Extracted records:
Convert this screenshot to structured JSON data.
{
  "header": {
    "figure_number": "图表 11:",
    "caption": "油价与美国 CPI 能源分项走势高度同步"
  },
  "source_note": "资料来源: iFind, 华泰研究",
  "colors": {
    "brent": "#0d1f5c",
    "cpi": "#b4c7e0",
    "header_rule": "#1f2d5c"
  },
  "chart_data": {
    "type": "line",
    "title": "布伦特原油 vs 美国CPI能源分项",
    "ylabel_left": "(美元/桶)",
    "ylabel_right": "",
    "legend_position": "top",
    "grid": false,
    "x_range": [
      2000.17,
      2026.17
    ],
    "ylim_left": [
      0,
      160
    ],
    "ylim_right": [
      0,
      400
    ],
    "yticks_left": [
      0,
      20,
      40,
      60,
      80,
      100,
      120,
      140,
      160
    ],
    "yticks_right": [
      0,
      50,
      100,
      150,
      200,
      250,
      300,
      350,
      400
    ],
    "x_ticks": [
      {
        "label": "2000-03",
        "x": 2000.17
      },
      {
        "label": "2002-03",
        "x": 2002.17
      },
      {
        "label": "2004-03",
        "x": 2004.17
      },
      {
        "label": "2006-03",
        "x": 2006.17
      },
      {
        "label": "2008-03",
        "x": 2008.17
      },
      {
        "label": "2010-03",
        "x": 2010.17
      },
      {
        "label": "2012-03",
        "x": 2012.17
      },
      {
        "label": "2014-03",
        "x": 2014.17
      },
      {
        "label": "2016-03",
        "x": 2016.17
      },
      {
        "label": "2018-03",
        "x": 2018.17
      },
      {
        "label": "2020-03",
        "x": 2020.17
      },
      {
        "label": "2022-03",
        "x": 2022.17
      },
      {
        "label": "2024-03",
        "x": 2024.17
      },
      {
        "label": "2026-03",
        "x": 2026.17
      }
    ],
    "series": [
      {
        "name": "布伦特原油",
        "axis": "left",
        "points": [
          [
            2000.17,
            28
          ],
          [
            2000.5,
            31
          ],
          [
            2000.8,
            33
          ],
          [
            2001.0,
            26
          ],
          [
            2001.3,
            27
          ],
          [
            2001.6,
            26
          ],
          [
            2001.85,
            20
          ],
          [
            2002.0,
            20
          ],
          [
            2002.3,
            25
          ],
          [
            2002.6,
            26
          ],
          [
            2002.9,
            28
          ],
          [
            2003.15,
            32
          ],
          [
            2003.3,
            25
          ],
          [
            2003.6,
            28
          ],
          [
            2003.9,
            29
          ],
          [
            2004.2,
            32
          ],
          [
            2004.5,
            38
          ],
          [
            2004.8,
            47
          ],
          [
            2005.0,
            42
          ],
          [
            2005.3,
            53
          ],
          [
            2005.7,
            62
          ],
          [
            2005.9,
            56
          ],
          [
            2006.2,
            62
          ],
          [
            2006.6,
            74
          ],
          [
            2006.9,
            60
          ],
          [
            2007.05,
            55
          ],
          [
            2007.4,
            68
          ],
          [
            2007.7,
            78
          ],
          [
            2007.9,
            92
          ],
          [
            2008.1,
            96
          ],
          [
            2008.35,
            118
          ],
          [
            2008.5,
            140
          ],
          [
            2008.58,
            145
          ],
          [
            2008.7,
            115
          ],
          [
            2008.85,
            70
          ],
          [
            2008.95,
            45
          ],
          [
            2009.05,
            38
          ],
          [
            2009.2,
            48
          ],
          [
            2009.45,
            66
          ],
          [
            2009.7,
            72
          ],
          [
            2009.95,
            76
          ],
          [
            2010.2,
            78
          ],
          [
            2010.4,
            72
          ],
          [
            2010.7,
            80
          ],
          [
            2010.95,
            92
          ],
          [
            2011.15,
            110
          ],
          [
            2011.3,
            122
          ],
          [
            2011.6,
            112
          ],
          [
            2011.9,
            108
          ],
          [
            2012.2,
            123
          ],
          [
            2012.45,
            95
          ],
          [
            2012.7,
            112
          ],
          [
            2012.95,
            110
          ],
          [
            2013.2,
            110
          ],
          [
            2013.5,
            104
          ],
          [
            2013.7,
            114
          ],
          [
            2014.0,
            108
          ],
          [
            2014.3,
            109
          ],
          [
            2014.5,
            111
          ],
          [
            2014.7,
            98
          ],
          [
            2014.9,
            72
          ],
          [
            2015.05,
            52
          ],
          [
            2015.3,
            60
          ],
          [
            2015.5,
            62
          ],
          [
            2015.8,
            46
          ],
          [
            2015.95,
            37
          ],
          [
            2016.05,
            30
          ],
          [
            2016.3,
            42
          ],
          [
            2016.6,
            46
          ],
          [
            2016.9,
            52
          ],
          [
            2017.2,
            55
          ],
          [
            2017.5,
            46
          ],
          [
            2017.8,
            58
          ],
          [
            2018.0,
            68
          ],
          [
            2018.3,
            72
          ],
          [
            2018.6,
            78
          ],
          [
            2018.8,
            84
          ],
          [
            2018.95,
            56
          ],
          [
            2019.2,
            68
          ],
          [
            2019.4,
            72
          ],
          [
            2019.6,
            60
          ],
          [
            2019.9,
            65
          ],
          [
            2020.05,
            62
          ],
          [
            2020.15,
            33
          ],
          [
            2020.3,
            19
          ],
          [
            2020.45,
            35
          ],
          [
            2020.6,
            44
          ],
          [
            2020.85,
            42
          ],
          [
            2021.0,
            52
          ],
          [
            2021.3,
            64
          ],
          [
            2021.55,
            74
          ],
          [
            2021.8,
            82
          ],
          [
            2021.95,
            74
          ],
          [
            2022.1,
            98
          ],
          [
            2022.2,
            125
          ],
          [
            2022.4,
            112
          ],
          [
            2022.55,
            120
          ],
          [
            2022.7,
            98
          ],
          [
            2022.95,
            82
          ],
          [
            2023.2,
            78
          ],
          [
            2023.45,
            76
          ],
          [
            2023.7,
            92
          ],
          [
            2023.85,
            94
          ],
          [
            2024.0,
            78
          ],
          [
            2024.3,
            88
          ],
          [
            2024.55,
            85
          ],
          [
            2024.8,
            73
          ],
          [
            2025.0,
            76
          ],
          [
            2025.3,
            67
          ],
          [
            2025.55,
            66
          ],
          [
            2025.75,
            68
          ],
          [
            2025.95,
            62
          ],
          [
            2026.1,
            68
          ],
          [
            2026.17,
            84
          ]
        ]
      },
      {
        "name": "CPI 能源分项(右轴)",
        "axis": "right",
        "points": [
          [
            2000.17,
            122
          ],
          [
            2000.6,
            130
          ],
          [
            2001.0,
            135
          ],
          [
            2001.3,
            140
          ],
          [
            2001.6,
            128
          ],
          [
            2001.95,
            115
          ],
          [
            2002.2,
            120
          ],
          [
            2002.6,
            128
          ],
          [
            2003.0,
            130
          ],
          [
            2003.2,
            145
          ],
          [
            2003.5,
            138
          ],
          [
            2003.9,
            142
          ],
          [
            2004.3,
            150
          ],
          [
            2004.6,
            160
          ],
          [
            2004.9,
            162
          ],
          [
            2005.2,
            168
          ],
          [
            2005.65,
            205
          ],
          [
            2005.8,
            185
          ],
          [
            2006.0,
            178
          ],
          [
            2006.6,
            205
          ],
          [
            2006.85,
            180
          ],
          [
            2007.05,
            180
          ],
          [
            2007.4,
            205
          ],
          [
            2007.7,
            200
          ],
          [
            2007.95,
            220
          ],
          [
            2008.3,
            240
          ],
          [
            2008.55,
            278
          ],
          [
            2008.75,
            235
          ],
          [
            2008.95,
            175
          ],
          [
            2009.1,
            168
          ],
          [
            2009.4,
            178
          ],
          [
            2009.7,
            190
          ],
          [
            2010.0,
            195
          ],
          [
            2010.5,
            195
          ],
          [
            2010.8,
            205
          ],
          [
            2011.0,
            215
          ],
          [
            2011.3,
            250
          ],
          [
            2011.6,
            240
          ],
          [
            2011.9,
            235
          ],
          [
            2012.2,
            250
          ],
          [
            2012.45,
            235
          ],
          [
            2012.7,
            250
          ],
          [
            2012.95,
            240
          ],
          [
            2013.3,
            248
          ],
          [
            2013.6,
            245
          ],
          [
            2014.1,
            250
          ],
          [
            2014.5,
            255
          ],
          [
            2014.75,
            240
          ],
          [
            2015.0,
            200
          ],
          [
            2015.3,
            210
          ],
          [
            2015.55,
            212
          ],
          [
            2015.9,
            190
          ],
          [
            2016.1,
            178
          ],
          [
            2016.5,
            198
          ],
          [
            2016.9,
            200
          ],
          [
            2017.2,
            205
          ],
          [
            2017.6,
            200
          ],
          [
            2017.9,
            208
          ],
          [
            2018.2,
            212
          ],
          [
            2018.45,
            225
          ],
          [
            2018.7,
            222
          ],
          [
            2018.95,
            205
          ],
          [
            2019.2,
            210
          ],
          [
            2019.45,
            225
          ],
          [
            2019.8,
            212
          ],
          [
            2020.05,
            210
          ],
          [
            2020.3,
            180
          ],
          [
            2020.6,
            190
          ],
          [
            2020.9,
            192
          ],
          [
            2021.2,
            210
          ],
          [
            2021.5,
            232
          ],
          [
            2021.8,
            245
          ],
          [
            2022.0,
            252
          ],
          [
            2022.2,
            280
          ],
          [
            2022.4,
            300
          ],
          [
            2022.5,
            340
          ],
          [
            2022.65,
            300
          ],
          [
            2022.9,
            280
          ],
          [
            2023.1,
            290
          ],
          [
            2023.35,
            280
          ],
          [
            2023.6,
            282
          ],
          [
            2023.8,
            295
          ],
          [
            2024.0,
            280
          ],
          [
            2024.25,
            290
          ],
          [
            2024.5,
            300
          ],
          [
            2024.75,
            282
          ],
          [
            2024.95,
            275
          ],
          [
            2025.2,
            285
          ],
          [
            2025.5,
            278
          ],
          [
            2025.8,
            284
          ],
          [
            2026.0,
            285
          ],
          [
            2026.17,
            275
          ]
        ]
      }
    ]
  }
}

▶ [GIVEN PROBLEM] Where a line above contains the string "布伦特原油", copy that line.

▶ [PROBLEM SOLUTION]
    "title": "布伦特原油 vs 美国CPI能源分项",
        "name": "布伦特原油",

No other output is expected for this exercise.